Given problem:
Copy out all lines where "UMove" appears.

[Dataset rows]
--------

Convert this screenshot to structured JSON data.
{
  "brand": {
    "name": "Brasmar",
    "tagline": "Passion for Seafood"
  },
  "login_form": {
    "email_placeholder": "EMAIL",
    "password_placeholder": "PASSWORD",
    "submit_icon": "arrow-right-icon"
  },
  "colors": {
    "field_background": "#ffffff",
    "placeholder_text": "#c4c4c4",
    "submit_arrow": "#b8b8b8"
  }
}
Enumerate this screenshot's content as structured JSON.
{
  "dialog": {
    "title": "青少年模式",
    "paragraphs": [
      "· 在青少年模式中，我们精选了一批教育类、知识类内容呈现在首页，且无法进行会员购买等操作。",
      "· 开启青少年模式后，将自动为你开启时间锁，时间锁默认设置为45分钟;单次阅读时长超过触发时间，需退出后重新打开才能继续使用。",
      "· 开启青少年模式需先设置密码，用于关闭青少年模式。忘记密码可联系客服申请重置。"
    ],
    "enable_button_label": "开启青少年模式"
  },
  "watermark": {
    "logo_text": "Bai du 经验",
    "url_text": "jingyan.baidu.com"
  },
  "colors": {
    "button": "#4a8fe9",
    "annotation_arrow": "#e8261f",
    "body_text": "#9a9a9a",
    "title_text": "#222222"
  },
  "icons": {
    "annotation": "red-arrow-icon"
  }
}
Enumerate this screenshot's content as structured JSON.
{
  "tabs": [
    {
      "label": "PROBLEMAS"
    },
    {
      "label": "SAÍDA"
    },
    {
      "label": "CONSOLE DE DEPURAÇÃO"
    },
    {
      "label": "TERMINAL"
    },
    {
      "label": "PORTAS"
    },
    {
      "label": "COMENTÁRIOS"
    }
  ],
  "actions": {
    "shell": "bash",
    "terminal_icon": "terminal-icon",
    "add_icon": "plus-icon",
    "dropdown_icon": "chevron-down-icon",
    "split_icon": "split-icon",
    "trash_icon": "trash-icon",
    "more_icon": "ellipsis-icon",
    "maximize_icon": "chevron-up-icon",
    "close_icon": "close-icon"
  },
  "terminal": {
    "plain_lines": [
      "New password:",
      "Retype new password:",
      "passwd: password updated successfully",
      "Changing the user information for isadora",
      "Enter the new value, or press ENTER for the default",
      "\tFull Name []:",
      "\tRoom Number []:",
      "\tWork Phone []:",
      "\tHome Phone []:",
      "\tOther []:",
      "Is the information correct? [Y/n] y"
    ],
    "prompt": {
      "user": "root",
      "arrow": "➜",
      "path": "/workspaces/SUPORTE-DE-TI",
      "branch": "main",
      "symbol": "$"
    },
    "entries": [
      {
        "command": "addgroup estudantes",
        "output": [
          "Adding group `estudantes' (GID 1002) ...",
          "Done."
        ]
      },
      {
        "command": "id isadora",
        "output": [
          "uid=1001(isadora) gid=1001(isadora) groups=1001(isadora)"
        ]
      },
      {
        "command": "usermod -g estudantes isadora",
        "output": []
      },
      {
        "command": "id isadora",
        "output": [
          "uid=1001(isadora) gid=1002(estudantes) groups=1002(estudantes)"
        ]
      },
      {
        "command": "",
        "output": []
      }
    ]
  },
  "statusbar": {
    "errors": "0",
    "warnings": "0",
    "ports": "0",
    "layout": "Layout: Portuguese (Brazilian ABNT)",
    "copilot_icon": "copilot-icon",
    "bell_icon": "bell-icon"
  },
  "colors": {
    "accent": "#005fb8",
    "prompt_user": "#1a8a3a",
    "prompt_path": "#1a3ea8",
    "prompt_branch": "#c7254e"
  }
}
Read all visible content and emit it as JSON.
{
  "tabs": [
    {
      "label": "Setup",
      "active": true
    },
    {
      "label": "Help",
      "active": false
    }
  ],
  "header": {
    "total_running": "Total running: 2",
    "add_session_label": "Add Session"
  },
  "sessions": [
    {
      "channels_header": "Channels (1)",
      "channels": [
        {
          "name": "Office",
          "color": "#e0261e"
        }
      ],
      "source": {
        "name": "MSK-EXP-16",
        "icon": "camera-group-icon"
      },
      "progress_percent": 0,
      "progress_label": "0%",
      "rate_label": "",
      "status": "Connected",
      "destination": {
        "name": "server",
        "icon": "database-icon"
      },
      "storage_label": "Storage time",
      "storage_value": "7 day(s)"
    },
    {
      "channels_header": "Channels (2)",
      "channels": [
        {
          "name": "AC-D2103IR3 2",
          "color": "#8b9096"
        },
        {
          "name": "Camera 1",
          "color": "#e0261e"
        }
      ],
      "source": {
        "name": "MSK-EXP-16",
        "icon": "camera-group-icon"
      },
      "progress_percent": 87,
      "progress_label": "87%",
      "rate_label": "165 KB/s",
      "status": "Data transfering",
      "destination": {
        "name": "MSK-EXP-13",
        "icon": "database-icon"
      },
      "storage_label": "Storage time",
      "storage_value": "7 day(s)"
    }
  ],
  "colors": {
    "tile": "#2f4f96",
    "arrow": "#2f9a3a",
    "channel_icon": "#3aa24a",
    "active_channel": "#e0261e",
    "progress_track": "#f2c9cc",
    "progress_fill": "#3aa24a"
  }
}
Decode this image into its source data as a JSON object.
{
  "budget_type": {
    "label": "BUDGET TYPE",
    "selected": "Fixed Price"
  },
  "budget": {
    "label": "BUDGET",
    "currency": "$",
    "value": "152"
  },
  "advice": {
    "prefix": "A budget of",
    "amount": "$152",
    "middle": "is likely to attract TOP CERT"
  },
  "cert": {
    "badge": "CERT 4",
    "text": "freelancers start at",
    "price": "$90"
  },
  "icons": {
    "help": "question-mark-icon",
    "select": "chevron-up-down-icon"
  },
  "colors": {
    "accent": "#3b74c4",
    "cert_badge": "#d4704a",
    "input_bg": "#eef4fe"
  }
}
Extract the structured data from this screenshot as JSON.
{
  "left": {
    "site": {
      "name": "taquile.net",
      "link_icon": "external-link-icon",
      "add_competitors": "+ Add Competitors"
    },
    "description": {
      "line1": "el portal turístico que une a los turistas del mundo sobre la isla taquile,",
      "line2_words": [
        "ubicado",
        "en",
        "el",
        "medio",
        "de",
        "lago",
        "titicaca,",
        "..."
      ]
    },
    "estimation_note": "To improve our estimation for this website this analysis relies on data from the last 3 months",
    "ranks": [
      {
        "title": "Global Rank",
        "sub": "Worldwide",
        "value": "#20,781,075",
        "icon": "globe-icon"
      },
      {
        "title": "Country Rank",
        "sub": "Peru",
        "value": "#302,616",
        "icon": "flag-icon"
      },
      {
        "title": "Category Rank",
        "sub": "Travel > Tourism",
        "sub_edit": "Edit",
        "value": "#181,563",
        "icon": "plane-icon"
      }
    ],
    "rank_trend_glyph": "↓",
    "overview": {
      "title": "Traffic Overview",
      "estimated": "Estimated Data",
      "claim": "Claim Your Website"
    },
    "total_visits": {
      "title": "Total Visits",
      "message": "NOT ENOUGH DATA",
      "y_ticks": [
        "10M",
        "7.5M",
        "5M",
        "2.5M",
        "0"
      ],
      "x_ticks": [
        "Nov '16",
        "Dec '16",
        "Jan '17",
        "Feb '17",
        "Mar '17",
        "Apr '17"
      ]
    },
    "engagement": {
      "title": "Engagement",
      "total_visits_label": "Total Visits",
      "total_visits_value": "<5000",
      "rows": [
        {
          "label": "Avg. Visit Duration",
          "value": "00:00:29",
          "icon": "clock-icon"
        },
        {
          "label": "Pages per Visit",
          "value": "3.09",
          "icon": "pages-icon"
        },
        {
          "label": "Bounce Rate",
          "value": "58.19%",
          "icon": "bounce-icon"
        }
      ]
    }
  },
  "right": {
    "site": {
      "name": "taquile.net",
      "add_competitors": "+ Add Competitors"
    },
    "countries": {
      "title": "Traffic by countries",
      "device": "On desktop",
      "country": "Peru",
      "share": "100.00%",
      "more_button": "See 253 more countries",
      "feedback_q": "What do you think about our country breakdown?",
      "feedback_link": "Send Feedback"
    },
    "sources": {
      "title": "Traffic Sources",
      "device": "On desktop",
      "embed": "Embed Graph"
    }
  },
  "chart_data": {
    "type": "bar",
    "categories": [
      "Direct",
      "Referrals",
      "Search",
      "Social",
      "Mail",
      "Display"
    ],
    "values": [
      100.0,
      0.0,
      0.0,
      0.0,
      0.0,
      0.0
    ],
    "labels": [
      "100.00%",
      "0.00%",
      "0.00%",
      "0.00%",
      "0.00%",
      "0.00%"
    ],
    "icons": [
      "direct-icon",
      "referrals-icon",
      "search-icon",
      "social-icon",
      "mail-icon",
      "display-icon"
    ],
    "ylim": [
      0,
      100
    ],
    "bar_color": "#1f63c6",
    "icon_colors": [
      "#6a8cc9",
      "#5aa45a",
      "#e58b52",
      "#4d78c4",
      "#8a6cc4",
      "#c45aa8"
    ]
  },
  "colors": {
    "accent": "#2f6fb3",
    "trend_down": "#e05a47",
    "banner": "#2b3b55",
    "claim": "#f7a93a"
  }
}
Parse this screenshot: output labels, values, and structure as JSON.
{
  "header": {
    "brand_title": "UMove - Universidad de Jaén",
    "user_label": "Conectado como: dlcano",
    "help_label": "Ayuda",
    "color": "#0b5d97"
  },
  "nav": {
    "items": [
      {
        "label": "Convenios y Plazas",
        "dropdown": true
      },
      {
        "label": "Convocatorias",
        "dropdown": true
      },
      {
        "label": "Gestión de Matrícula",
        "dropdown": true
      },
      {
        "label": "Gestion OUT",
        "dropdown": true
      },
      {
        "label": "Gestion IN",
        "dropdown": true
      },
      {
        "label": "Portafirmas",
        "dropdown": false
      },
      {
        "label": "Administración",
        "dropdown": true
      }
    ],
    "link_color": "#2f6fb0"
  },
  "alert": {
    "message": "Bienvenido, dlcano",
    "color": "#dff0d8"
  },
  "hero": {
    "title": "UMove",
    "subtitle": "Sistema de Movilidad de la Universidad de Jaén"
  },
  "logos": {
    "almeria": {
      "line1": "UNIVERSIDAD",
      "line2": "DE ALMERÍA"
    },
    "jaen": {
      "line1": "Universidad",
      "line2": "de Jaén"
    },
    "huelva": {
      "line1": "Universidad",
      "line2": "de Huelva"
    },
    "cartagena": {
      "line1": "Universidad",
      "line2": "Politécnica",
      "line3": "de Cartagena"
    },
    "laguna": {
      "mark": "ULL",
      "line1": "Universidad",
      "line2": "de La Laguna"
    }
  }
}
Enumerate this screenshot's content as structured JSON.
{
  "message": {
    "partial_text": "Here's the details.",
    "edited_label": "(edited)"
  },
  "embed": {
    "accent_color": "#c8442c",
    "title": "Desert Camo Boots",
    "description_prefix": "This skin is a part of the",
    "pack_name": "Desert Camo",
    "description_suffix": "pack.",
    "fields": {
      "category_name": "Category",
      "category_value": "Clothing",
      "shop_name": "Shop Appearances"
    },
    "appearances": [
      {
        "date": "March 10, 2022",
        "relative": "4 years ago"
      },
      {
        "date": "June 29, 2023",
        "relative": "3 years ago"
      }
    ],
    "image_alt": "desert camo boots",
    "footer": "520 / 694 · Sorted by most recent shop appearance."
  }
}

--------

Correct answer:
    "brand_title": "UMove - Universidad de Jaén",
    "title": "UMove",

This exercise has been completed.